▶ _提供文章_:
>>>>

どんなに華やかな表舞台も、それを支えるしっかりとした『舞台裏』がなければ成り立ちません。

素晴らしい価値提案も、それを生み出し、安定的に提供し続けるための「仕組み」や「力」がなければ、絵に描いた餅になってしまいます。

皆さんこんにちは!事業構想×生成AI活用アドバイザー(中小企業診断士)の津田です。

未来を描く羅針盤を手に入れる旅、第9回をお届けします。いよいよ佳境に入ってきました。

これまでの8回で、私たちはビジネスモデルキャンバス(BMC)の右半分、つまり顧客(CS)、価値提案(VP)、チャネル(CH)、顧客との関係(CR)という『表舞台(価値創造・提供側)と、それを経済的に支える収益の流れ(RS)を設計してきました。

Miraiz by Speranza Partner

これで、事業が「誰に」「どんな素晴らしい体験を」「どうやって届け」「どうやって燃料(収益)を得るか」という、外から見える姿がかなり明確になったはずです。

素晴らしい設計図が描けてきましたね!

今回からの3回でビジネスモデルキャンバスの左半分、ビジネスモデルの『舞台裏』であり、価値創造のエンジンルームとも言える3つのブロック、

「主要な資源 :キーリソース(Key Resources: KR)」

「主要な活動 :キーアクティビティ(Key Activities: KA)」

「主要な協力者:キーパートナー(Key Partners: KP)」

に焦点を当てます。ここからは主要資源をキーリソース、略してKRと呼びます。

「日々の業務で当たり前に使ったりやったりしていることを考えてどうするの?意味ある?」と思うかもしれません。

しかし、ここで敢えて「キー」となる要素を考えることには、あなたのビジネスを成功に導くための、非常に重要な理由があります。

<<<<

▶ _提供データ_:

>>>>

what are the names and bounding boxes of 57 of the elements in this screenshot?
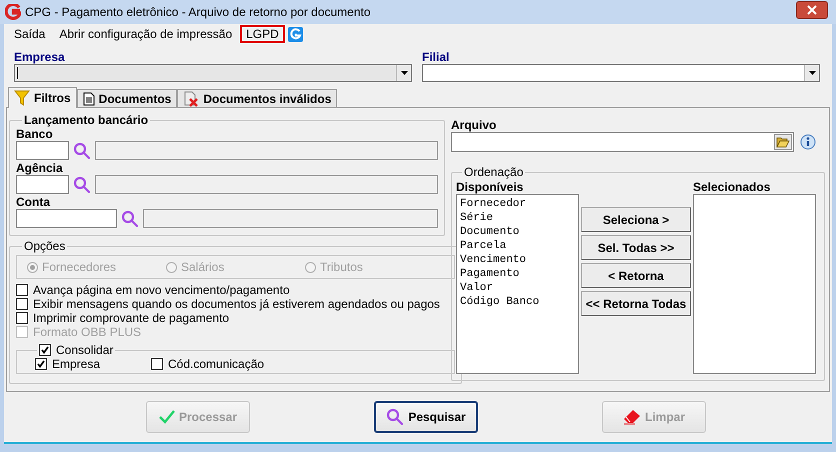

<<<<

▶ _課題 1_:
提供文章のうち、「これで、事業が「誰に」「どん」を含む語句で始まり「に焦点を当てます。ここからは主要資源をキーリソース、略してKRと呼びます。」で終わる部分を、一字も変えずに再掲してください。
▶ _課題 2_:
提供文章で、これまでの8回で設計してきたと述べられているビジネスモデルキャンバスの要素を、括弧内の略称とともにすべて挙げてください。

▶ _出力結果 1_:
これで、事業が「誰に」「どんな素晴らしい体験を」「どうやって届け」「どうやって燃料(収益)を得るか」という、外から見える姿がかなり明確になったはずです。

素晴らしい設計図が描けてきましたね!

今回からの3回でビジネスモデルキャンバスの左半分、ビジネスモデルの『舞台裏』であり、価値創造のエンジンルームとも言える3つのブロック、

「主要な資源 :キーリソース(Key Resources: KR)」

「主要な活動 :キーアクティビティ(Key Activities: KA)」

「主要な協力者:キーパートナー(Key Partners: KP)」

に焦点を当てます。ここからは主要資源をキーリソース、略してKRと呼びます。

▶ _出力結果 2_:
- 顧客(CS)
- 価値提案(VP)
- チャネル(CH)
- 顧客との関係(CR)
- 収益の流れ(RS)